Stored items:
● ● ● ●

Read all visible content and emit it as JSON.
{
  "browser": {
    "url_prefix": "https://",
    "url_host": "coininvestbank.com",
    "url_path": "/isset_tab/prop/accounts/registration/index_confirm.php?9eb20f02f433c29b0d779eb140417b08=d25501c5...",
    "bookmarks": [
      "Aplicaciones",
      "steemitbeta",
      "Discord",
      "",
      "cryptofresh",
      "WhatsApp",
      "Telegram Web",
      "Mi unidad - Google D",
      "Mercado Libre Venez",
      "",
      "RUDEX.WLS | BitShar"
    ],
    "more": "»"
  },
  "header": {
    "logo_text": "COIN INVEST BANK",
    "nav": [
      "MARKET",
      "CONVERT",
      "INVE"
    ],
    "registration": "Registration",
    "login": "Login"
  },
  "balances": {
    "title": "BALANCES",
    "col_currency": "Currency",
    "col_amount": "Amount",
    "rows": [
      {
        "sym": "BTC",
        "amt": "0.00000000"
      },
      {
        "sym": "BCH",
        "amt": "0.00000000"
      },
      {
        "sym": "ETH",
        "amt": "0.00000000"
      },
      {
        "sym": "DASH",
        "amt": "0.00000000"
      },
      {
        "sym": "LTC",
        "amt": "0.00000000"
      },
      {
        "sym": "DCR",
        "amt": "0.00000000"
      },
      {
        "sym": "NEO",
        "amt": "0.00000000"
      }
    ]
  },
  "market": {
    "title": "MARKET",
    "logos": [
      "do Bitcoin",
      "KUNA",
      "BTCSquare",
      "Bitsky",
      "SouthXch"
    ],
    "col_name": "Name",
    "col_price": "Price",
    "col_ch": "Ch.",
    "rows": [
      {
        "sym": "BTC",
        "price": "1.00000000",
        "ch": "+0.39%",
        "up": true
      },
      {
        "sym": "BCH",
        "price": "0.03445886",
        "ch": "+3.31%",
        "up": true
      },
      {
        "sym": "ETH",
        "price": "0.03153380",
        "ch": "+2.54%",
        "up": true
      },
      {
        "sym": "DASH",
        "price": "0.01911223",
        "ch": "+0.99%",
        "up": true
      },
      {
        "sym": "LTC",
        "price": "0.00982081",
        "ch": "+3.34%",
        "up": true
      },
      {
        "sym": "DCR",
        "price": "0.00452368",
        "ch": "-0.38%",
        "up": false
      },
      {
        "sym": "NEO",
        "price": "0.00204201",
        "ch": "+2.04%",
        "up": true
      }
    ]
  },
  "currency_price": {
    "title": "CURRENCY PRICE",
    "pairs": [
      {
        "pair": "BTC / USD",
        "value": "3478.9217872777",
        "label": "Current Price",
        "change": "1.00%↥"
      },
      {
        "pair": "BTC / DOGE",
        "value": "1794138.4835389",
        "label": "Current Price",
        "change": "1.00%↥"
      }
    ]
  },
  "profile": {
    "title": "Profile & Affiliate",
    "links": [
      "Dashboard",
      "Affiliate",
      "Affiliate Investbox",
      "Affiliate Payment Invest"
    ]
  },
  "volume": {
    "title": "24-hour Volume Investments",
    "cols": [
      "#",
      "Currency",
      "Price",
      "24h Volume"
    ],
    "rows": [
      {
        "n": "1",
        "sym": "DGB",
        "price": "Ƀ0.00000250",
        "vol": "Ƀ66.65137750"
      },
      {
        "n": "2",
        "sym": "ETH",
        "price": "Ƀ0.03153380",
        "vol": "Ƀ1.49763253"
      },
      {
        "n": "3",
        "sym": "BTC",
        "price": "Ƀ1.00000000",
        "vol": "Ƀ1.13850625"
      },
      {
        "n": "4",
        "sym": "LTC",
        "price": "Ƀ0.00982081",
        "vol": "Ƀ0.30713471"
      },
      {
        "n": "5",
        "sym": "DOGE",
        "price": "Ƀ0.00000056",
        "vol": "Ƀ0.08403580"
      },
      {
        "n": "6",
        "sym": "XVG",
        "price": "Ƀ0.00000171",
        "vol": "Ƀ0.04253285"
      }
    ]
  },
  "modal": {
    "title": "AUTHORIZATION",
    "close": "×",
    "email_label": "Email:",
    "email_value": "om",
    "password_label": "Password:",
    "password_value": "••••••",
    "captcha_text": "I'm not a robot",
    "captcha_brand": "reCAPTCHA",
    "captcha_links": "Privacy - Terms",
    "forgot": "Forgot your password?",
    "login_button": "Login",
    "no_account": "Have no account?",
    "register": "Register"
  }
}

● ● ● ●

§ What is being asked:
All of the data must be returned exactly.

§ Response below:
Read all visible content and emit it as JSON.
{
  "browser": {
    "url_prefix": "https://",
    "url_host": "coininvestbank.com",
    "url_path": "/isset_tab/prop/accounts/registration/index_confirm.php?9eb20f02f433c29b0d779eb140417b08=d25501c5...",
    "bookmarks": [
      "Aplicaciones",
      "steemitbeta",
      "Discord",
      "",
      "cryptofresh",
      "WhatsApp",
      "Telegram Web",
      "Mi unidad - Google D",
      "Mercado Libre Venez",
      "",
      "RUDEX.WLS | BitShar"
    ],
    "more": "»"
  },
  "header": {
    "logo_text": "COIN INVEST BANK",
    "nav": [
      "MARKET",
      "CONVERT",
      "INVE"
    ],
    "registration": "Registration",
    "login": "Login"
  },
  "balances": {
    "title": "BALANCES",
    "col_currency": "Currency",
    "col_amount": "Amount",
    "rows": [
      {
        "sym": "BTC",
        "amt": "0.00000000"
      },
      {
        "sym": "BCH",
        "amt": "0.00000000"
      },
      {
        "sym": "ETH",
        "amt": "0.00000000"
      },
      {
        "sym": "DASH",
        "amt": "0.00000000"
      },
      {
        "sym": "LTC",
        "amt": "0.00000000"
      },
      {
        "sym": "DCR",
        "amt": "0.00000000"
      },
      {
        "sym": "NEO",
        "amt": "0.00000000"
      }
    ]
  },
  "market": {
    "title": "MARKET",
    "logos": [
      "do Bitcoin",
      "KUNA",
      "BTCSquare",
      "Bitsky",
      "SouthXch"
    ],
    "col_name": "Name",
    "col_price": "Price",
    "col_ch": "Ch.",
    "rows": [
      {
        "sym": "BTC",
        "price": "1.00000000",
        "ch": "+0.39%",
        "up": true
      },
      {
        "sym": "BCH",
        "price": "0.03445886",
        "ch": "+3.31%",
        "up": true
      },
      {
        "sym": "ETH",
        "price": "0.03153380",
        "ch": "+2.54%",
        "up": true
      },
      {
        "sym": "DASH",
        "price": "0.01911223",
        "ch": "+0.99%",
        "up": true
      },
      {
        "sym": "LTC",
        "price": "0.00982081",
        "ch": "+3.34%",
        "up": true
      },
      {
        "sym": "DCR",
        "price": "0.00452368",
        "ch": "-0.38%",
        "up": false
      },
      {
        "sym": "NEO",
        "price": "0.00204201",
        "ch": "+2.04%",
        "up": true
      }
    ]
  },
  "currency_price": {
    "title": "CURRENCY PRICE",
    "pairs": [
      {
        "pair": "BTC / USD",
        "value": "3478.9217872777",
        "label": "Current Price",
        "change": "1.00%↥"
      },
      {
        "pair": "BTC / DOGE",
        "value": "1794138.4835389",
        "label": "Current Price",
        "change": "1.00%↥"
      }
    ]
  },
  "profile": {
    "title": "Profile & Affiliate",
    "links": [
      "Dashboard",
      "Affiliate",
      "Affiliate Investbox",
      "Affiliate Payment Invest"
    ]
  },
  "volume": {
    "title": "24-hour Volume Investments",
    "cols": [
      "#",
      "Currency",
      "Price",
      "24h Volume"
    ],
    "rows": [
      {
        "n": "1",
        "sym": "DGB",
        "price": "Ƀ0.00000250",
        "vol": "Ƀ66.65137750"
      },
      {
        "n": "2",
        "sym": "ETH",
        "price": "Ƀ0.03153380",
        "vol": "Ƀ1.49763253"
      },
      {
        "n": "3",
        "sym": "BTC",
        "price": "Ƀ1.00000000",
        "vol": "Ƀ1.13850625"
      },
      {
        "n": "4",
        "sym": "LTC",
        "price": "Ƀ0.00982081",
        "vol": "Ƀ0.30713471"
      },
      {
        "n": "5",
        "sym": "DOGE",
        "price": "Ƀ0.00000056",
        "vol": "Ƀ0.08403580"
      },
      {
        "n": "6",
        "sym": "XVG",
        "price": "Ƀ0.00000171",
        "vol": "Ƀ0.04253285"
      }
    ]
  },
  "modal": {
    "title": "AUTHORIZATION",
    "close": "×",
    "email_label": "Email:",
    "email_value": "om",
    "password_label": "Password:",
    "password_value": "••••••",
    "captcha_text": "I'm not a robot",
    "captcha_brand": "reCAPTCHA",
    "captcha_links": "Privacy - Terms",
    "forgot": "Forgot your password?",
    "login_button": "Login",
    "no_account": "Have no account?",
    "register": "Register"
  }
}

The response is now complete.